(Records excerpted from a collection)

┌──

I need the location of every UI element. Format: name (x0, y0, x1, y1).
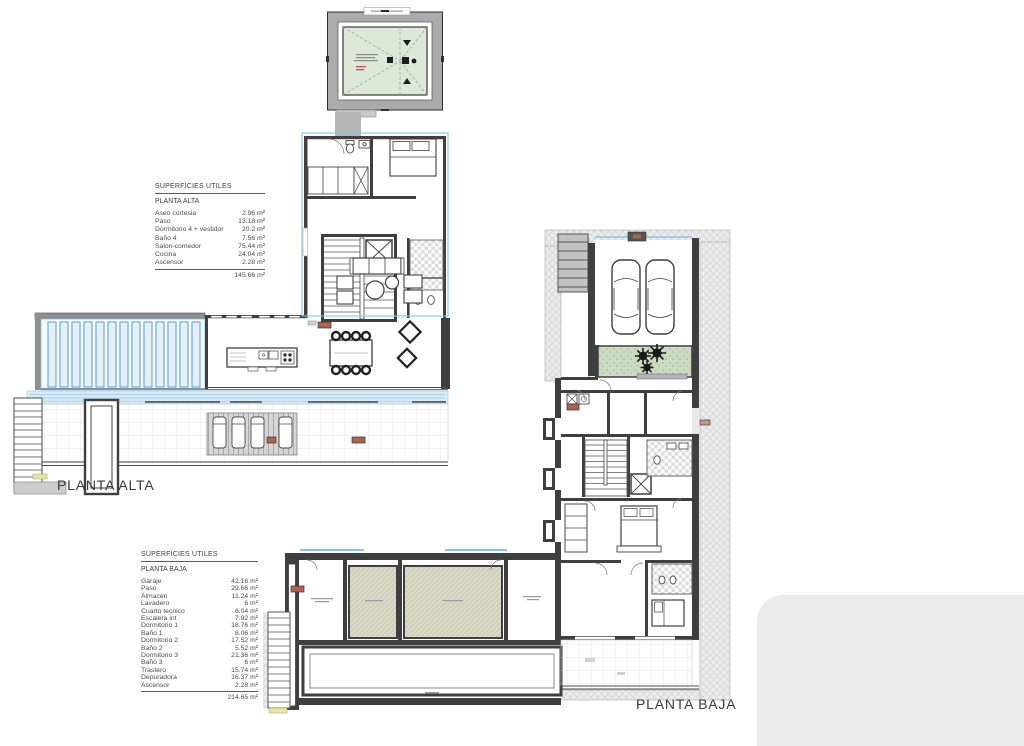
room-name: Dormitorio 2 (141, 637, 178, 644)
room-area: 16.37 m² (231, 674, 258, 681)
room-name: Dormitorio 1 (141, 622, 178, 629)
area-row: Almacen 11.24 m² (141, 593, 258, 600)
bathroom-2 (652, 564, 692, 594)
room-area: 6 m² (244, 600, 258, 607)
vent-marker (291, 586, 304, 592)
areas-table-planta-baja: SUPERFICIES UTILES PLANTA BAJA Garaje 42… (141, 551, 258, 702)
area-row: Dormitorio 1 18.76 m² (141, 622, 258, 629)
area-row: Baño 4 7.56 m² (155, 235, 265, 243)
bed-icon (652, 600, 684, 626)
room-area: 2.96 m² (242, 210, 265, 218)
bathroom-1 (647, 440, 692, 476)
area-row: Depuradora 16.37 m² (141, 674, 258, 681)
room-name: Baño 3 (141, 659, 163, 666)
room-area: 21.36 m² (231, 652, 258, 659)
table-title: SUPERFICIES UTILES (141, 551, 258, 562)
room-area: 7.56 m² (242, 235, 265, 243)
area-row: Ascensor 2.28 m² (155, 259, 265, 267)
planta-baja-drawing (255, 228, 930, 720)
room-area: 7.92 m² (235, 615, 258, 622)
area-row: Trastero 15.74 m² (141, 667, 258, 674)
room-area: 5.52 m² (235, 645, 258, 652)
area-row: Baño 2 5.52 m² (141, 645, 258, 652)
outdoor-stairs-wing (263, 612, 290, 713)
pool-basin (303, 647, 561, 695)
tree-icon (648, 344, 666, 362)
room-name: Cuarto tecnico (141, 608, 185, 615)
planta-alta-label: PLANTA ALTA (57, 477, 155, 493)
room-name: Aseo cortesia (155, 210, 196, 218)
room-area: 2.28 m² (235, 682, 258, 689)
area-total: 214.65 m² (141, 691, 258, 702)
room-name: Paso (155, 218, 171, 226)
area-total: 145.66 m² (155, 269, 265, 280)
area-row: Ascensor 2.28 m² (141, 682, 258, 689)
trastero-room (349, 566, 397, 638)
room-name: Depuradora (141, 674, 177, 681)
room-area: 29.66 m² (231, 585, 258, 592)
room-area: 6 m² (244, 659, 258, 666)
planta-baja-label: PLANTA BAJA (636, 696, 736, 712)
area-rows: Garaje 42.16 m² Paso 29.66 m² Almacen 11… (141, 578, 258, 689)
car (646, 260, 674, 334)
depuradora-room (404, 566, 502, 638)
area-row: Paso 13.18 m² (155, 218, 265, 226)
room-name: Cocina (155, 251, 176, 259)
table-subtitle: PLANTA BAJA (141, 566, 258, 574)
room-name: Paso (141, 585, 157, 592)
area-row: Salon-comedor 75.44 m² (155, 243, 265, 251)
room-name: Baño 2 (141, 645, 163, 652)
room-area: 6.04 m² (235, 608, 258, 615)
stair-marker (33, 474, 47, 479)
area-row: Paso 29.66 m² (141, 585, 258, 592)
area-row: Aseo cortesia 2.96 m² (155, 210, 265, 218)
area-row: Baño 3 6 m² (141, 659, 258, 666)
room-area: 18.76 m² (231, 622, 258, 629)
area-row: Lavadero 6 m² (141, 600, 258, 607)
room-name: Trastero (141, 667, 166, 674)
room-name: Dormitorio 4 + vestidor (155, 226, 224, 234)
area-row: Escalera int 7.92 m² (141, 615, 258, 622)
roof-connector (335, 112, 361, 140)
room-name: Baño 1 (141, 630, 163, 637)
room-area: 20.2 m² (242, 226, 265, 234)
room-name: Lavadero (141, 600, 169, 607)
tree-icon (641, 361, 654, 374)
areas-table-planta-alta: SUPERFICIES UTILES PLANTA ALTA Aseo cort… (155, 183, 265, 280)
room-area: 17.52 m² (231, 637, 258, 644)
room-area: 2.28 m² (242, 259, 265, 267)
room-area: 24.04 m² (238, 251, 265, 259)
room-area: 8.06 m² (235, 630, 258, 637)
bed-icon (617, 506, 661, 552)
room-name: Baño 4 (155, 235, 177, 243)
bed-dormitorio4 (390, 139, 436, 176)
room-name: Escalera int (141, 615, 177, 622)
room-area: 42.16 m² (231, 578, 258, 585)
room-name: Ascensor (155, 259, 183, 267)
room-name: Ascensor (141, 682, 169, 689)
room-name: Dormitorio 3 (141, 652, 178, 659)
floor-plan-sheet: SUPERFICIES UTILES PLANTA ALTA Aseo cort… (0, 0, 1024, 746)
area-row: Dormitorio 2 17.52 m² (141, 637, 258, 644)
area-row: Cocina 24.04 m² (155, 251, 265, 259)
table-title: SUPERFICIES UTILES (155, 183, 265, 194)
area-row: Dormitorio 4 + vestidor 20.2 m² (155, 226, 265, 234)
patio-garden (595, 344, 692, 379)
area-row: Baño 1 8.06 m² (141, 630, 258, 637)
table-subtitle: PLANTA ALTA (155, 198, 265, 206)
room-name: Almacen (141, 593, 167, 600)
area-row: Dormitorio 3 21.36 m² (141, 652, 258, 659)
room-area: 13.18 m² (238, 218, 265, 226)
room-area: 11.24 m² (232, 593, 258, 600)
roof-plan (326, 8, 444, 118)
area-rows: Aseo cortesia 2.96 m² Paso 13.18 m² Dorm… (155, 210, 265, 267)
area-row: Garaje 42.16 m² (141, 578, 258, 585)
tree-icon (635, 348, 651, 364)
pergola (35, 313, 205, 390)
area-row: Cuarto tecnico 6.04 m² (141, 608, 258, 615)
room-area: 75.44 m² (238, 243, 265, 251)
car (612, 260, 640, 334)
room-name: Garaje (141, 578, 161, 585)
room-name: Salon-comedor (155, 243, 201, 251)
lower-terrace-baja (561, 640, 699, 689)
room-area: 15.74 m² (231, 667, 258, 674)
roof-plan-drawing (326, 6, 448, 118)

└──

Pull out each line above that contains the string "bathroom".

**Task answer**
bathroom-2 (652, 564, 692, 594)
bathroom-1 (647, 440, 692, 476)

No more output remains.